:: Your task ::
Go through the listing beneath this task and return every line that carries the string "Date".

(Extracted data entries)
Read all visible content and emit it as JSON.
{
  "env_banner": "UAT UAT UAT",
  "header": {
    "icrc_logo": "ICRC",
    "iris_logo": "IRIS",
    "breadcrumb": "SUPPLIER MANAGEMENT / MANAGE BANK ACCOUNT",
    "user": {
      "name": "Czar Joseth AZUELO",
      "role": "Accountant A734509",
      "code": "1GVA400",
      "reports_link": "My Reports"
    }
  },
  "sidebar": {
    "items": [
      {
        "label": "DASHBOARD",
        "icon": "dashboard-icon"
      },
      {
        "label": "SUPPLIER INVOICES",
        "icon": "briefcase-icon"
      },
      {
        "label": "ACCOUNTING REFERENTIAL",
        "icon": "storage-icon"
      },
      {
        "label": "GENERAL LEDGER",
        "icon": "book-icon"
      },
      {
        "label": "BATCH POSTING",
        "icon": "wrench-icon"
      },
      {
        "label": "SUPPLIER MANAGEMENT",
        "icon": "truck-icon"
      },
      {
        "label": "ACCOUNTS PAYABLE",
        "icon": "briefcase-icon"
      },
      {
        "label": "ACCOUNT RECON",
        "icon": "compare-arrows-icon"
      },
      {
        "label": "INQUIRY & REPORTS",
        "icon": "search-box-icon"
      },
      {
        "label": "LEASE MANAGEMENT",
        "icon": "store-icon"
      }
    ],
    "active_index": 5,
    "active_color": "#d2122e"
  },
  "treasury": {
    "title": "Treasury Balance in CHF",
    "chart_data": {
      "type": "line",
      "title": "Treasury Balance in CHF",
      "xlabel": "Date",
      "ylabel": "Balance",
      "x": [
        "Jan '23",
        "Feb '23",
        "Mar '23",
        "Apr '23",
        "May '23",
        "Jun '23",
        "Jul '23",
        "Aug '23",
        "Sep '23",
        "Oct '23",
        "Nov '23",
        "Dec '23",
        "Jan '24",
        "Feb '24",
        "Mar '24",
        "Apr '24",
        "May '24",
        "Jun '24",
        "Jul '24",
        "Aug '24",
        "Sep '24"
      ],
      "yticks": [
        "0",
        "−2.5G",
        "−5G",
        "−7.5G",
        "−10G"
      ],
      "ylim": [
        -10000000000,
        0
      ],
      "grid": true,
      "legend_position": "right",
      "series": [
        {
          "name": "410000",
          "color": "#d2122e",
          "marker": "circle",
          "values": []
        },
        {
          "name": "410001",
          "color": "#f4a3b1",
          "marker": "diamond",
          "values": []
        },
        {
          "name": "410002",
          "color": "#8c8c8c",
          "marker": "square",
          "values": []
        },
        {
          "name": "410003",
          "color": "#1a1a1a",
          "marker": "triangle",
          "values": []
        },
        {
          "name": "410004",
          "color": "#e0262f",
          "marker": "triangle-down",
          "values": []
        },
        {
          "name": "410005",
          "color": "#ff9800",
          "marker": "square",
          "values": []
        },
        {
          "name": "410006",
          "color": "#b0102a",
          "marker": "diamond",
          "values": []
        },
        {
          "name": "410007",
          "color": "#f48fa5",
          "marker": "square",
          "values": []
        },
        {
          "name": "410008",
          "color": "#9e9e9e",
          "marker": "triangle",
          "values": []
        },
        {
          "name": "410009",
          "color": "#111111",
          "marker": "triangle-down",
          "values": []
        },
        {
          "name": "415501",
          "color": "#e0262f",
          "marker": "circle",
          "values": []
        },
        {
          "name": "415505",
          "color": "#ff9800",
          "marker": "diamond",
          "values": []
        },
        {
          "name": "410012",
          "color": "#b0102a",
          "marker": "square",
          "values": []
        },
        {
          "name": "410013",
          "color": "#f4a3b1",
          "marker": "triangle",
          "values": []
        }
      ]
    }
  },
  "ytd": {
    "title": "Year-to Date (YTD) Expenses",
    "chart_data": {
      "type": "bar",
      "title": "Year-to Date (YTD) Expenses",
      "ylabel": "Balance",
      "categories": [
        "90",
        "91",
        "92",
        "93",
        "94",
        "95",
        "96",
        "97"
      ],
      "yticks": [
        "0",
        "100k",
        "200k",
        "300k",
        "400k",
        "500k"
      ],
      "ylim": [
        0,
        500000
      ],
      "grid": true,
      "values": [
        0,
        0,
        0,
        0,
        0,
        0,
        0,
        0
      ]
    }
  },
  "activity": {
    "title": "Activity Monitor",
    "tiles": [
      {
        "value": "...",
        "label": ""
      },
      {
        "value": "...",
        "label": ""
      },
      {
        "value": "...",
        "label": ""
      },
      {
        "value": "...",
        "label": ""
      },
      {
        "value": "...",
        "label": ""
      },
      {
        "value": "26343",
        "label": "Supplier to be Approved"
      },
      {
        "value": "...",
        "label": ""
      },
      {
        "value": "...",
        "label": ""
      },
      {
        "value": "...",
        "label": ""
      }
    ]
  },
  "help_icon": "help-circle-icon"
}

:: Exercise solution ::
      "xlabel": "Date",
    "title": "Year-to Date (YTD) Expenses",
      "title": "Year-to Date (YTD) Expenses",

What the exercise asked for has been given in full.